[start]

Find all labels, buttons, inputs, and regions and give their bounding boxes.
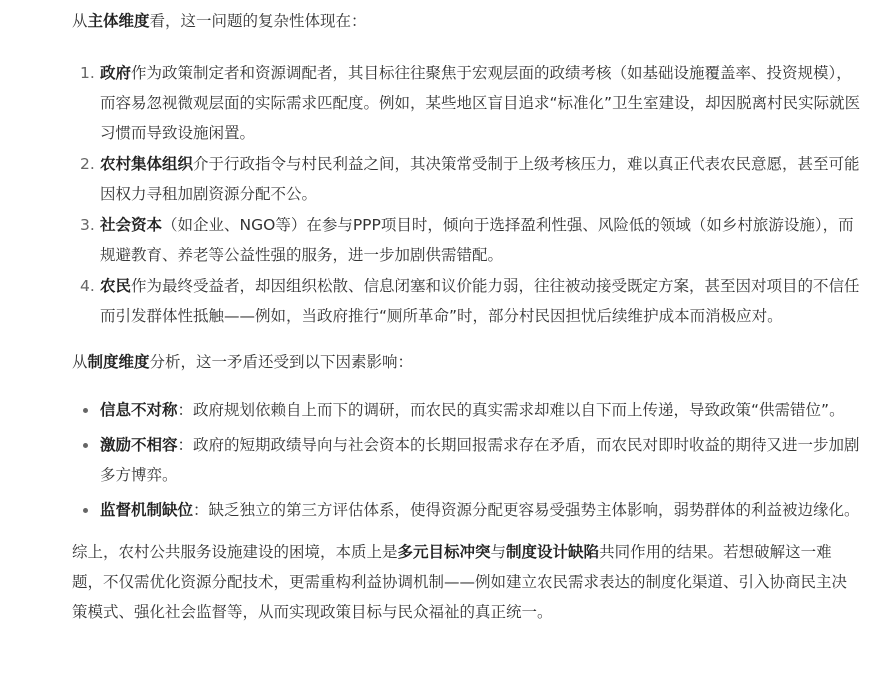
- conclusion-text: 与: [490, 543, 507, 561]
- item-bold-term: 激励不相容: [100, 436, 178, 454]
- factor-item-information: [72, 395, 862, 425]
- intro-bold-term: 主体维度: [87, 12, 150, 30]
- bullet-dot: [83, 508, 88, 513]
- bullet-dot: [83, 443, 88, 448]
- subject-item-farmers: [72, 271, 862, 331]
- item-text: （如企业、NGO等）在参与PPP项目时，倾向于选择盈利性强、风险低的领域（如乡村旅游设施），而规避教育、养老等公益性强的服务，进一步加剧供需错配。: [100, 216, 854, 264]
- item-bold-term: 政府: [100, 64, 132, 82]
- item-text: ：政府的短期政绩导向与社会资本的长期回报需求存在矛盾，而农民对即时收益的期待又进一步加剧多方博弈。: [100, 436, 860, 484]
- conclusion-bold-term: 多元目标冲突: [397, 543, 491, 561]
- subject-item-government: [72, 58, 862, 148]
- factor-item-incentive: [72, 430, 862, 490]
- conclusion-text: 综上，农村公共服务设施建设的困境，本质上是: [72, 543, 398, 561]
- list-number: 1.: [80, 64, 95, 82]
- factor-list: [72, 395, 862, 525]
- subject-item-collective: [72, 149, 862, 209]
- subject-dimension-intro: [72, 6, 862, 36]
- conclusion-bold-term: 制度设计缺陷: [506, 543, 600, 561]
- institution-dimension-intro: [72, 347, 862, 377]
- list-number: 4.: [80, 277, 95, 295]
- document-body: [72, 6, 862, 627]
- item-text: ：缺乏独立的第三方评估体系，使得资源分配更容易受强势主体影响，弱势群体的利益被边缘化。: [193, 501, 860, 519]
- item-text: 作为最终受益者，却因组织松散、信息闭塞和议价能力弱，往往被动接受既定方案，甚至因对项目的不信任而引发群体性抵触——例如，当政府推行“厕所革命”时，部分村民因担忧后续维护成本而消极应对。: [100, 277, 860, 325]
- item-text: 作为政策制定者和资源调配者，其目标往往聚焦于宏观层面的政绩考核（如基础设施覆盖率、投资规模），而容易忽视微观层面的实际需求匹配度。例如，某些地区盲目追求“标准化”卫生室建设，却因脱离村民实际就医习惯而导致设施闲置。: [100, 64, 861, 142]
- intro-text: 从: [72, 12, 88, 30]
- item-bold-term: 农民: [100, 277, 132, 295]
- list-number: 2.: [80, 155, 95, 173]
- subject-list: [72, 58, 862, 331]
- item-text: 介于行政指令与村民利益之间，其决策常受制于上级考核压力，难以真正代表农民意愿，甚至可能因权力寻租加剧资源分配不公。: [100, 155, 860, 203]
- item-bold-term: 监督机制缺位: [100, 501, 194, 519]
- list-number: 3.: [80, 216, 95, 234]
- intro-bold-term: 制度维度: [87, 353, 150, 371]
- item-bold-term: 社会资本: [100, 216, 163, 234]
- intro-text: 从: [72, 353, 88, 371]
- item-bold-term: 农村集体组织: [100, 155, 194, 173]
- conclusion-paragraph: [72, 537, 862, 627]
- bullet-dot: [83, 408, 88, 413]
- conclusion-text: 共同作用的结果。若想破解这一难题，不仅需优化资源分配技术，更需重构利益协调机制——例如建立农民需求表达的制度化渠道、引入协商民主决策模式、强化社会监督等，从而实现政策目标与民众福祉的真正统一。: [72, 543, 848, 621]
- subject-item-social-capital: [72, 210, 862, 270]
- intro-text: 看，这一问题的复杂性体现在：: [149, 12, 367, 30]
- item-bold-term: 信息不对称: [100, 401, 178, 419]
- factor-item-supervision: [72, 495, 862, 525]
- intro-text: 分析，这一矛盾还受到以下因素影响：: [149, 353, 414, 371]
- item-text: ：政府规划依赖自上而下的调研，而农民的真实需求却难以自下而上传递，导致政策“供需错位”。: [177, 401, 845, 419]
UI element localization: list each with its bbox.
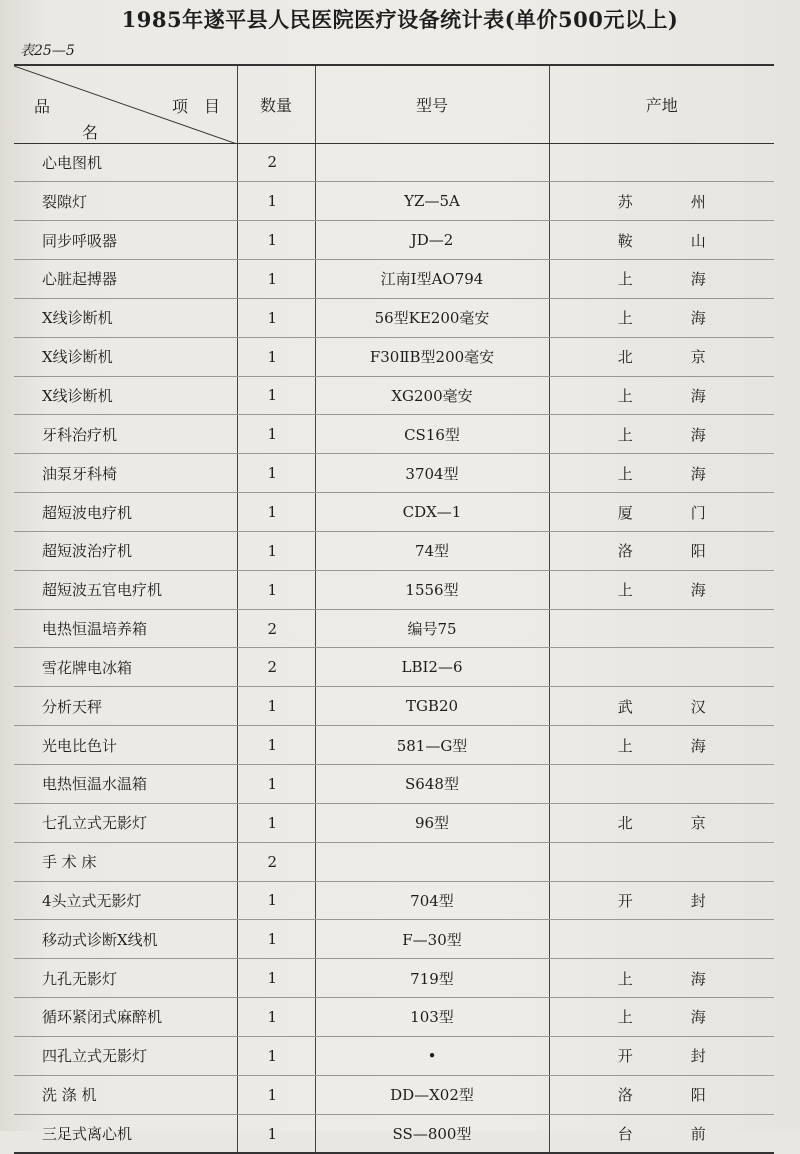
quantity-cell: 1 (237, 998, 315, 1037)
quantity-cell: 1 (237, 1114, 315, 1153)
table-row (14, 998, 774, 1037)
place-cell: 上海 (549, 959, 774, 998)
quantity-cell: 1 (237, 182, 315, 221)
equipment-name-cell: 心脏起搏器 (14, 260, 237, 299)
place-cell: 上海 (549, 726, 774, 765)
equipment-name-cell: 牙科治疗机 (14, 415, 237, 454)
table-row (14, 260, 774, 299)
equipment-name-cell: X线诊断机 (14, 337, 237, 376)
quantity-cell: 1 (237, 454, 315, 493)
header-item-label: 项 目 (172, 97, 221, 116)
model-cell: • (315, 1036, 549, 1075)
place-cell: 上海 (549, 998, 774, 1037)
model-cell: LBI2—6 (315, 648, 549, 687)
header-ming-label: 名 (82, 123, 99, 142)
place-cell: 鞍山 (549, 221, 774, 260)
equipment-name-cell: 四孔立式无影灯 (14, 1036, 237, 1075)
quantity-cell: 1 (237, 337, 315, 376)
quantity-cell: 1 (237, 726, 315, 765)
table-row (14, 1036, 774, 1075)
quantity-cell: 1 (237, 570, 315, 609)
quantity-cell: 1 (237, 493, 315, 532)
table-body (14, 143, 774, 1153)
place-cell: 开封 (549, 1036, 774, 1075)
equipment-name-cell: 分析天秤 (14, 687, 237, 726)
equipment-name-cell: 裂隙灯 (14, 182, 237, 221)
model-cell: 编号75 (315, 609, 549, 648)
equipment-name-cell: 4头立式无影灯 (14, 881, 237, 920)
quantity-cell: 1 (237, 415, 315, 454)
equipment-name-cell: 同步呼吸器 (14, 221, 237, 260)
quantity-cell: 1 (237, 298, 315, 337)
place-cell (549, 143, 774, 182)
table-row (14, 803, 774, 842)
equipment-name-cell: 超短波电疗机 (14, 493, 237, 532)
table-row (14, 609, 774, 648)
table-row (14, 415, 774, 454)
quantity-cell: 1 (237, 881, 315, 920)
place-cell: 北京 (549, 337, 774, 376)
place-cell: 苏州 (549, 182, 774, 221)
quantity-cell: 1 (237, 1036, 315, 1075)
place-cell: 北京 (549, 803, 774, 842)
model-cell: 3704型 (315, 454, 549, 493)
header-place: 产地 (549, 65, 774, 143)
equipment-name-cell: 移动式诊断X线机 (14, 920, 237, 959)
table-row (14, 376, 774, 415)
model-cell: 74型 (315, 531, 549, 570)
equipment-name-cell: 光电比色计 (14, 726, 237, 765)
model-cell: F—30型 (315, 920, 549, 959)
header-model: 型号 (315, 65, 549, 143)
quantity-cell: 1 (237, 531, 315, 570)
equipment-name-cell: 电热恒温水温箱 (14, 765, 237, 804)
place-cell: 上海 (549, 454, 774, 493)
table-row (14, 570, 774, 609)
header-quantity: 数量 (237, 65, 315, 143)
model-cell (315, 842, 549, 881)
place-cell: 上海 (549, 415, 774, 454)
place-cell (549, 920, 774, 959)
table-row (14, 454, 774, 493)
equipment-table (14, 64, 774, 1154)
equipment-name-cell: 油泵牙科椅 (14, 454, 237, 493)
quantity-cell: 1 (237, 376, 315, 415)
table-header-row (14, 65, 774, 143)
quantity-cell: 1 (237, 803, 315, 842)
table-row (14, 1114, 774, 1153)
quantity-cell: 1 (237, 1075, 315, 1114)
model-cell: 96型 (315, 803, 549, 842)
quantity-cell: 2 (237, 648, 315, 687)
table-row (14, 959, 774, 998)
quantity-cell: 2 (237, 143, 315, 182)
place-cell (549, 609, 774, 648)
table-row (14, 1075, 774, 1114)
model-cell: 704型 (315, 881, 549, 920)
model-cell: TGB20 (315, 687, 549, 726)
place-cell: 开封 (549, 881, 774, 920)
model-cell: 56型KE200毫安 (315, 298, 549, 337)
table-row (14, 182, 774, 221)
model-cell: DD—X02型 (315, 1075, 549, 1114)
equipment-name-cell: 超短波五官电疗机 (14, 570, 237, 609)
model-cell: CS16型 (315, 415, 549, 454)
place-cell (549, 648, 774, 687)
quantity-cell: 1 (237, 221, 315, 260)
equipment-name-cell: 七孔立式无影灯 (14, 803, 237, 842)
table-number: 表25—5 (20, 43, 75, 59)
equipment-name-cell: 洗 涤 机 (14, 1075, 237, 1114)
table-row (14, 842, 774, 881)
model-cell: F30ⅡB型200毫安 (315, 337, 549, 376)
model-cell: YZ—5A (315, 182, 549, 221)
model-cell: JD—2 (315, 221, 549, 260)
place-cell: 上海 (549, 376, 774, 415)
equipment-name-cell: 九孔无影灯 (14, 959, 237, 998)
place-cell: 上海 (549, 298, 774, 337)
table-row (14, 687, 774, 726)
model-cell: XG200毫安 (315, 376, 549, 415)
place-cell: 上海 (549, 570, 774, 609)
model-cell: CDX—1 (315, 493, 549, 532)
equipment-name-cell: X线诊断机 (14, 298, 237, 337)
table-row (14, 531, 774, 570)
place-cell: 洛阳 (549, 1075, 774, 1114)
quantity-cell: 2 (237, 842, 315, 881)
equipment-name-cell: 手 术 床 (14, 842, 237, 881)
table-row (14, 648, 774, 687)
equipment-name-cell: 电热恒温培养箱 (14, 609, 237, 648)
model-cell: 719型 (315, 959, 549, 998)
model-cell: S648型 (315, 765, 549, 804)
table-row (14, 143, 774, 182)
table-row (14, 298, 774, 337)
table-row (14, 221, 774, 260)
place-cell: 洛阳 (549, 531, 774, 570)
model-cell: SS—800型 (315, 1114, 549, 1153)
quantity-cell: 2 (237, 609, 315, 648)
place-cell: 武汉 (549, 687, 774, 726)
equipment-name-cell: 心电图机 (14, 143, 237, 182)
place-cell: 上海 (549, 260, 774, 299)
model-cell (315, 143, 549, 182)
model-cell: 103型 (315, 998, 549, 1037)
quantity-cell: 1 (237, 765, 315, 804)
model-cell: 江南Ⅰ型AO794 (315, 260, 549, 299)
equipment-name-cell: X线诊断机 (14, 376, 237, 415)
equipment-name-cell: 循环紧闭式麻醉机 (14, 998, 237, 1037)
table-row (14, 726, 774, 765)
table-row (14, 493, 774, 532)
quantity-cell: 1 (237, 959, 315, 998)
place-cell: 台前 (549, 1114, 774, 1153)
table-row (14, 337, 774, 376)
quantity-cell: 1 (237, 920, 315, 959)
place-cell (549, 765, 774, 804)
place-cell (549, 842, 774, 881)
model-cell: 1556型 (315, 570, 549, 609)
table-title: 1985年遂平县人民医院医疗设备统计表(单价500元以上) (121, 7, 679, 32)
header-pin-label: 品 (34, 97, 51, 116)
equipment-name-cell: 超短波治疗机 (14, 531, 237, 570)
equipment-name-cell: 三足式离心机 (14, 1114, 237, 1153)
header-item-name-cell (14, 65, 237, 143)
place-cell: 厦门 (549, 493, 774, 532)
table-row (14, 881, 774, 920)
quantity-cell: 1 (237, 260, 315, 299)
table-row (14, 765, 774, 804)
quantity-cell: 1 (237, 687, 315, 726)
model-cell: 581—G型 (315, 726, 549, 765)
table-row (14, 920, 774, 959)
equipment-name-cell: 雪花牌电冰箱 (14, 648, 237, 687)
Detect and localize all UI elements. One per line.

[end]

**Exercise instructions:** Gather every line of the material above that contains the string "number".

**The reply:**
- list-number: 1.: [80, 64, 95, 82]
- list-number: 4.: [80, 277, 95, 295]
- list-number: 2.: [80, 155, 95, 173]
- list-number: 3.: [80, 216, 95, 234]
table-number: 表25—5 (20, 43, 75, 59)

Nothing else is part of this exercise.